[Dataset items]
=-=-=-=-=
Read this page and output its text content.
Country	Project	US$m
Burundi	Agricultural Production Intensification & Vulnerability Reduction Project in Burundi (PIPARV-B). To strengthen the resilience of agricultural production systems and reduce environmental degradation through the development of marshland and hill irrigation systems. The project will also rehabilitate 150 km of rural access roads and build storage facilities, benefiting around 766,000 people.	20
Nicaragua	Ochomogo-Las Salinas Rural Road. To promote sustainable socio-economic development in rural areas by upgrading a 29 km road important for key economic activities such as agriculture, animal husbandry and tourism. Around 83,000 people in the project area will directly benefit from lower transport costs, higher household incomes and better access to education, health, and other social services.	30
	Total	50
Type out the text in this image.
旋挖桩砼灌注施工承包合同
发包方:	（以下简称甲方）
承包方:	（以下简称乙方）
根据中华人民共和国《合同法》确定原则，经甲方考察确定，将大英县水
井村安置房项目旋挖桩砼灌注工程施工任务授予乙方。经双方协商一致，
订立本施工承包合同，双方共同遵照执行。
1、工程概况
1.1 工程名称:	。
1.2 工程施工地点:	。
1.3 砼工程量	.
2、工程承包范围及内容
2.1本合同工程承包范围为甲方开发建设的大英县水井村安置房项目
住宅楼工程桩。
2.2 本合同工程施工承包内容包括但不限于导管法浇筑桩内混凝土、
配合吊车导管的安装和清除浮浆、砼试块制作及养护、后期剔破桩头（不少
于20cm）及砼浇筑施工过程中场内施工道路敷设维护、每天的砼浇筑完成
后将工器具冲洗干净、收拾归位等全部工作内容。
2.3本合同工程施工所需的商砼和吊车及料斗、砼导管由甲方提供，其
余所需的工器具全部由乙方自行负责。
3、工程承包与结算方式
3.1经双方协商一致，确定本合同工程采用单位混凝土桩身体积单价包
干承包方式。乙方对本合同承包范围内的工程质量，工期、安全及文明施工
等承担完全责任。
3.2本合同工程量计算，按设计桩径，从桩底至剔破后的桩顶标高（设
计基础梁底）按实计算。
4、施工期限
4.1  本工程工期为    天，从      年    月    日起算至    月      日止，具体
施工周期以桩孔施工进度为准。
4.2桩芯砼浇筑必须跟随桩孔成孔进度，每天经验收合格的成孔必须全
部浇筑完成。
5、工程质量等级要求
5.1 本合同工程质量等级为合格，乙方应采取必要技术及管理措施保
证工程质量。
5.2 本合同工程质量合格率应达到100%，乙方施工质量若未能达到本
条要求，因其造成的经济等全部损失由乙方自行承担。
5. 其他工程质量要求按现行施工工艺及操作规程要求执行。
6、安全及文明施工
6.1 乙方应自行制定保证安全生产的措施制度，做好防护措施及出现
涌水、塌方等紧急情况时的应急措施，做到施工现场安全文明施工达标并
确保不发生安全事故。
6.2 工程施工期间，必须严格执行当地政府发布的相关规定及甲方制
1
=-=-=-=-=
Directive> Give exactly the lines from the one with "Type out the text in this image." to the end of the entries, nothing before them.

Solution to this task>
Type out the text in this image.
旋挖桩砼灌注施工承包合同
发包方:	（以下简称甲方）
承包方:	（以下简称乙方）
根据中华人民共和国《合同法》确定原则，经甲方考察确定，将大英县水
井村安置房项目旋挖桩砼灌注工程施工任务授予乙方。经双方协商一致，
订立本施工承包合同，双方共同遵照执行。
1、工程概况
1.1 工程名称:	。
1.2 工程施工地点:	。
1.3 砼工程量	.
2、工程承包范围及内容
2.1本合同工程承包范围为甲方开发建设的大英县水井村安置房项目
住宅楼工程桩。
2.2 本合同工程施工承包内容包括但不限于导管法浇筑桩内混凝土、
配合吊车导管的安装和清除浮浆、砼试块制作及养护、后期剔破桩头（不少
于20cm）及砼浇筑施工过程中场内施工道路敷设维护、每天的砼浇筑完成
后将工器具冲洗干净、收拾归位等全部工作内容。
2.3本合同工程施工所需的商砼和吊车及料斗、砼导管由甲方提供，其
余所需的工器具全部由乙方自行负责。
3、工程承包与结算方式
3.1经双方协商一致，确定本合同工程采用单位混凝土桩身体积单价包
干承包方式。乙方对本合同承包范围内的工程质量，工期、安全及文明施工
等承担完全责任。
3.2本合同工程量计算，按设计桩径，从桩底至剔破后的桩顶标高（设
计基础梁底）按实计算。
4、施工期限
4.1  本工程工期为    天，从      年    月    日起算至    月      日止，具体
施工周期以桩孔施工进度为准。
4.2桩芯砼浇筑必须跟随桩孔成孔进度，每天经验收合格的成孔必须全
部浇筑完成。
5、工程质量等级要求
5.1 本合同工程质量等级为合格，乙方应采取必要技术及管理措施保
证工程质量。
5.2 本合同工程质量合格率应达到100%，乙方施工质量若未能达到本
条要求，因其造成的经济等全部损失由乙方自行承担。
5. 其他工程质量要求按现行施工工艺及操作规程要求执行。
6、安全及文明施工
6.1 乙方应自行制定保证安全生产的措施制度，做好防护措施及出现
涌水、塌方等紧急情况时的应急措施，做到施工现场安全文明施工达标并
确保不发生安全事故。
6.2 工程施工期间，必须严格执行当地政府发布的相关规定及甲方制
1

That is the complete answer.